### THE RECORDS

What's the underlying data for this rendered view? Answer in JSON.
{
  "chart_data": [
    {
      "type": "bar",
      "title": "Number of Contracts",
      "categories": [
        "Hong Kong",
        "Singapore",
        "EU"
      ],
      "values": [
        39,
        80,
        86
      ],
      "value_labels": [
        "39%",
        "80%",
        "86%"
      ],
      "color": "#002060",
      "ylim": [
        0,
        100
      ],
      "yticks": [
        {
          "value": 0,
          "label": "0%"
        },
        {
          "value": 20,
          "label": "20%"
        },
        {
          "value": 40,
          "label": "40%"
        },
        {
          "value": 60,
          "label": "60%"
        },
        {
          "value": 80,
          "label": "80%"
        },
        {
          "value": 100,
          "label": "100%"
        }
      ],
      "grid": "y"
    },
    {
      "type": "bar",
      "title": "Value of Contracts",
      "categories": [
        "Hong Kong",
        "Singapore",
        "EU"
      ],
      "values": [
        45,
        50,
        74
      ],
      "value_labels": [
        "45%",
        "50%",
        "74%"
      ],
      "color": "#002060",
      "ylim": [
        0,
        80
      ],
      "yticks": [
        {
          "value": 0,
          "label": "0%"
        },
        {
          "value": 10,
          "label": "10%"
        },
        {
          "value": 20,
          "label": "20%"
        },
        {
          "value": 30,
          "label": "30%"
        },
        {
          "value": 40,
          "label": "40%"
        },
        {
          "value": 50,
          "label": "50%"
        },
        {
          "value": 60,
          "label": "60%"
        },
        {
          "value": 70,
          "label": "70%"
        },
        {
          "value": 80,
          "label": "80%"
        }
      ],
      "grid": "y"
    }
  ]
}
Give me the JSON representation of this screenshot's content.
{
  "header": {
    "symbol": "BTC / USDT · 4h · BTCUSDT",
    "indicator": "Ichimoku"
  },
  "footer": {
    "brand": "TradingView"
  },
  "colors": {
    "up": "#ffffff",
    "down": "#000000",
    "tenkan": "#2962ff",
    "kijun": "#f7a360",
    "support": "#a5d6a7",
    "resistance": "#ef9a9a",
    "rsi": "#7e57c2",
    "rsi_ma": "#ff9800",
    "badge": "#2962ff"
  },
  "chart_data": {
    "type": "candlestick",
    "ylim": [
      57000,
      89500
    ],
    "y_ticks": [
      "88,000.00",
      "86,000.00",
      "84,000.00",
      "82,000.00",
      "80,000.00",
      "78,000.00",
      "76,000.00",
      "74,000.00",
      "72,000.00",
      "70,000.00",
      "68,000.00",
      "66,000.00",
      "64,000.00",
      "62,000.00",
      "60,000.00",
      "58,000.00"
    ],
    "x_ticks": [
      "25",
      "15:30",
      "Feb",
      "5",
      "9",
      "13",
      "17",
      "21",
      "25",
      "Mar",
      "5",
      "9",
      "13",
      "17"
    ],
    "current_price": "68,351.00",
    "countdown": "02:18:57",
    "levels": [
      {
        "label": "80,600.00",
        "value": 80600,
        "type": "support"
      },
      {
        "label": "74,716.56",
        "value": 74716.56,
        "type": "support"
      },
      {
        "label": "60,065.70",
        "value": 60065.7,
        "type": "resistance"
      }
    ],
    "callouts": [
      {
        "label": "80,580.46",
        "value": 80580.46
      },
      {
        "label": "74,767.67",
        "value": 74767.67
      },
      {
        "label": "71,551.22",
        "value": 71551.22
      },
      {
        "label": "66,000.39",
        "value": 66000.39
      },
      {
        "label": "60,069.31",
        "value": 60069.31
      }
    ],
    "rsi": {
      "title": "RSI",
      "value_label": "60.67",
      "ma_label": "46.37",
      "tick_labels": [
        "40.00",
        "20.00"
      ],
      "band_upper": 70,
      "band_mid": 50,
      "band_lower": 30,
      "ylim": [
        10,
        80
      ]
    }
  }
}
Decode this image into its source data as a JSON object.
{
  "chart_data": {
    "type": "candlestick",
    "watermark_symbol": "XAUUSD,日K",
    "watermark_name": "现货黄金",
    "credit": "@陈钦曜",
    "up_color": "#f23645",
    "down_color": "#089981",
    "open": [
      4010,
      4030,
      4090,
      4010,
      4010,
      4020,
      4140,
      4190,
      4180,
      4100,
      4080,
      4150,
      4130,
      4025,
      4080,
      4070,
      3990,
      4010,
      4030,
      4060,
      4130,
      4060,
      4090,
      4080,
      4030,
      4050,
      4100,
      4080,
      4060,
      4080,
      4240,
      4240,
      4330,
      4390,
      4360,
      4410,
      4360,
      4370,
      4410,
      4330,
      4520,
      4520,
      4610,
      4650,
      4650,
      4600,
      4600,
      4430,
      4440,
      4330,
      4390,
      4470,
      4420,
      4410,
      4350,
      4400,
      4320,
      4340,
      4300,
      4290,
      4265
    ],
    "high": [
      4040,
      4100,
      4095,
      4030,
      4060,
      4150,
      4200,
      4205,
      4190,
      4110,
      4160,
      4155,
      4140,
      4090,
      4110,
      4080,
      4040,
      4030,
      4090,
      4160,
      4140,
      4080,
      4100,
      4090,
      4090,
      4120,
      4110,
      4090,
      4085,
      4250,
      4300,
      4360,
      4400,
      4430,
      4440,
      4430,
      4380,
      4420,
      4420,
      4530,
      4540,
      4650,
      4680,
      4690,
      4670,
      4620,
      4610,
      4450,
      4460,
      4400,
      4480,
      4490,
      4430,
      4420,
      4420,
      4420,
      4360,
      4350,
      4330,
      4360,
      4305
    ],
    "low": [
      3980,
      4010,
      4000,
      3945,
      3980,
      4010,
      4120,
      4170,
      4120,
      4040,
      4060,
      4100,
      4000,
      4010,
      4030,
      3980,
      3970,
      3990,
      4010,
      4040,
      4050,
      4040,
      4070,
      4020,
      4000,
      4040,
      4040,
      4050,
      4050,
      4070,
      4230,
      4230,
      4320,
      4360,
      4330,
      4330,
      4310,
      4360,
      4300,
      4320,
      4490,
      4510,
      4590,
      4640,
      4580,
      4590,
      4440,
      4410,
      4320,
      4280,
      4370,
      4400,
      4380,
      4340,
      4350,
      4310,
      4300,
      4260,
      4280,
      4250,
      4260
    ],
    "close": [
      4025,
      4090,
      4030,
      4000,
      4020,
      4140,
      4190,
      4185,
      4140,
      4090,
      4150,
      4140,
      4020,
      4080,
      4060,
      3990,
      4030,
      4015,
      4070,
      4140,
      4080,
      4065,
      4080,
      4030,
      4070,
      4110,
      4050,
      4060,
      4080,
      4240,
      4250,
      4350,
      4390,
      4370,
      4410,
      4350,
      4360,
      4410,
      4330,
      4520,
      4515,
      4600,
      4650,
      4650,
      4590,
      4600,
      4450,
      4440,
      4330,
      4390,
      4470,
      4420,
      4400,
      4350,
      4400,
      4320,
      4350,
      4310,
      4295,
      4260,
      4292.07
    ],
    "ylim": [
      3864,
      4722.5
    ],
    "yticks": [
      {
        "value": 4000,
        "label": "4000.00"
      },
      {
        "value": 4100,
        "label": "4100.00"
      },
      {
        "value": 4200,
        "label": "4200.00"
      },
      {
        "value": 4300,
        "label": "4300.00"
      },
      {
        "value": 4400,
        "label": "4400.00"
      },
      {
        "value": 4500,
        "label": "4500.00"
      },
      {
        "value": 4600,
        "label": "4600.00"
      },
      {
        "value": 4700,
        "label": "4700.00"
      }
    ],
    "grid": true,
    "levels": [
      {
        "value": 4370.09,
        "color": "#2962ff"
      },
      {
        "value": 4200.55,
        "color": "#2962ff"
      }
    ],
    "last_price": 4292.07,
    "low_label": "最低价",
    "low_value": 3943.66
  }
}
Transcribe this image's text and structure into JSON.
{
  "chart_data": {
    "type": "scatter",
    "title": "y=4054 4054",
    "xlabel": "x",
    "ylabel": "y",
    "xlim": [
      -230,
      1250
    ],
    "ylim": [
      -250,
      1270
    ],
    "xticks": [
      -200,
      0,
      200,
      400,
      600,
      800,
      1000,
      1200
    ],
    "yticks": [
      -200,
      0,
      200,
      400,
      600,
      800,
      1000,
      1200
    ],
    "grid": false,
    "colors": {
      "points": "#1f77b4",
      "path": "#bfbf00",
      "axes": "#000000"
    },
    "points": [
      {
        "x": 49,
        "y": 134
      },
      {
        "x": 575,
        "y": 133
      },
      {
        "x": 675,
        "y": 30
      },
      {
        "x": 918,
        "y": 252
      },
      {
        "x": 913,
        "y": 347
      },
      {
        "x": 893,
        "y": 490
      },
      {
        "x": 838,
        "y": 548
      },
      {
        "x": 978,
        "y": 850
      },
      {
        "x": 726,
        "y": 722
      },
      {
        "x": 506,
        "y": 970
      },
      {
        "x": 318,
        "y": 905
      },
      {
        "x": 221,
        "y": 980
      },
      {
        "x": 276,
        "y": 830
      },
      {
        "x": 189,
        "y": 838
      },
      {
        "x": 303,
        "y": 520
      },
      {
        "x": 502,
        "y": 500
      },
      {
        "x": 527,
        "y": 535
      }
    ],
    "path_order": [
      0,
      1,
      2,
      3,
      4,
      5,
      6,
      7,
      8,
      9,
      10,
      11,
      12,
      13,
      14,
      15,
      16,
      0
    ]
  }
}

### SHORT PROBLEM
Tally every line of the data that holds the word "this" and write the count alone.

### REPLY TO THE TASK
4